[TEXT EXTRACT]
== == ==
The Israelite fathers in the wilderness are called the church in the wilderness (Acts 7:38).
Paul called them “fathers,” for spiritual fathers, though there were many Gentiles (12:2,13).
Paul connected the saints at Corinth and the church in the wilderness by using “fathers.”
We sing, “Faith of our Fathers,” for His saints in earlier generations are our spiritual fathers.
Earlier generations of saints are our examples and our present witnesses (Heb 12:1-2,22-24).
God’s holy and personal presence in the cloud was always with them in their journeys in the wilderness (Exodus 13:21-22; 14:19-20; 16:10; 40:34-38; Numbers 9:15-22).
God providentially led all of that generation through the Red Sea on dry ground with Moses.
God mercifully delivered that generation from the bondage of Egypt by His mediator Moses.
Jude specifically calls this event a salvation, which did not preclude chastening (Jude 1:5).
Observe that “all our fathers” is constantly stressed to show generality of heavenly blessings.
The church in the wilderness was blessed with many providential gifts, but God judged them.
Paul humbled the Corinthians from their haughty confidence in gifts and knowledge (10:12).
== == ==
[MATERIAL SHOWN]
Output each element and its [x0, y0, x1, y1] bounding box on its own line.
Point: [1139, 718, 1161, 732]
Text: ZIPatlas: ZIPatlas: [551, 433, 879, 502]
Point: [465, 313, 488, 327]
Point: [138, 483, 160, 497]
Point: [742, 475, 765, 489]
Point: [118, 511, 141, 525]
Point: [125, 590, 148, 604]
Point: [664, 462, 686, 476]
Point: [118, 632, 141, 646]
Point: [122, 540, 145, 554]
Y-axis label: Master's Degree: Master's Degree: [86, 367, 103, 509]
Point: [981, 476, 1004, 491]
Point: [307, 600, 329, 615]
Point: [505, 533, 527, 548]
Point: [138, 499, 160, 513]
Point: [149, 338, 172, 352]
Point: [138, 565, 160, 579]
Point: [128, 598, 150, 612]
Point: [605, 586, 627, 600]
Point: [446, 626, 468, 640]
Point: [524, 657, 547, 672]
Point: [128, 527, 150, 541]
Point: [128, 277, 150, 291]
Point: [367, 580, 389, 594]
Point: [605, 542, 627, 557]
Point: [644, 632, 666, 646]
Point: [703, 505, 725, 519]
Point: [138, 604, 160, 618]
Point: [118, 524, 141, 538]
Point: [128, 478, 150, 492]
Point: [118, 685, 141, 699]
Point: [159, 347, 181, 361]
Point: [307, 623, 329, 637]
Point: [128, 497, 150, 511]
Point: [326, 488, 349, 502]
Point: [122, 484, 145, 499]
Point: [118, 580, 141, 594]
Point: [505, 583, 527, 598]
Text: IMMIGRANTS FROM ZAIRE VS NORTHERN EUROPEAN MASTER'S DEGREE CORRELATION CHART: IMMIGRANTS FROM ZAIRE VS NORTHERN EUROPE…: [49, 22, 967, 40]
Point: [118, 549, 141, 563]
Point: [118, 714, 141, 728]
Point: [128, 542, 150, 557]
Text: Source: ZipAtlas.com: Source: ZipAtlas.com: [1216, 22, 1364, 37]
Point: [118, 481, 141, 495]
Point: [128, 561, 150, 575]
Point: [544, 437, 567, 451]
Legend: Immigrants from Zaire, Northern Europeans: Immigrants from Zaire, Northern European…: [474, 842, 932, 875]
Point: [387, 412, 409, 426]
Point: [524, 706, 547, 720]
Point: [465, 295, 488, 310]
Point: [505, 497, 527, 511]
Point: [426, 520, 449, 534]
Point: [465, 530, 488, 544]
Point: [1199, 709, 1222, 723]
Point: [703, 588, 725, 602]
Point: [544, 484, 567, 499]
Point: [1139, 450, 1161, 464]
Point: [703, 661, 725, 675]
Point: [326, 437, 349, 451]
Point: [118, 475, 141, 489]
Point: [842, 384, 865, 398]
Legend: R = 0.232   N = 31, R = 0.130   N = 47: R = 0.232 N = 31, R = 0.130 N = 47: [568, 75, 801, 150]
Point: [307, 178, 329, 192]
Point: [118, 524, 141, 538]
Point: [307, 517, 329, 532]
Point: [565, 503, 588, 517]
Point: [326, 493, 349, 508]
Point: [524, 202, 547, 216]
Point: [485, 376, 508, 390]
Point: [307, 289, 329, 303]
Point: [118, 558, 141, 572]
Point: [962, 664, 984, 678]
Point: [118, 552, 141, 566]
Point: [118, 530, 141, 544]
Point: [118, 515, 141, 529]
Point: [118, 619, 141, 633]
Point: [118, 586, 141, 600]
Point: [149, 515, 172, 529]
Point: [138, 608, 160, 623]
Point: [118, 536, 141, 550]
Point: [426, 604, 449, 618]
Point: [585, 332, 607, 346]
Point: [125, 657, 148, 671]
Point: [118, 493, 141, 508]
== == ==
[WORK TO DO]
**a)** According to the commentary on the church in the wilderness, through whom did God deliver that generation from the bondage of Egypt?
**b)** Carry on the commentary on the church in the wilderness from its final sentence, writing several more sentences in the same manner.
The material has no connection to the commentary on the church in the wilderness.

[RESULTS FOR EACH TASK]
**a)** God delivered them through His mediator Moses.

**b)**
He needed to warn the haughty Corinthians against relapsing back into idolatry (v7 cp v14).
10:2 The church in the wilderness was baptized unto Moses by the covering cloud and the Sea.
Paul is connecting these Gentile converts to their Israelite fathers by intricate symbology.
The wilderness church had at least as many spiritual and providential blessings as Corinth.
Immersion under the cloud and in the Sea was a figurative baptism to Moses, their Christ.
Paul is lining up various benefits Israel had to show them comparable to the Corinthians.
Moses was a type of Jesus Christ, for he was the mediator of the old covenant (Gal 3:19).
And the Israelites put their trust in him and the LORD by going down into the Red Sea.
Let all those who contend for sprinkling or pouring consider the location of our “fathers.”
These saints, having been saved out of Egypt, went down under the water to enter their rest.
10:3 The church in the wilderness ate manna from heaven, figurative of participating in Christ.
Israel murmured about food, so God sent bread from heaven and quail at night (Ex 16:1-12).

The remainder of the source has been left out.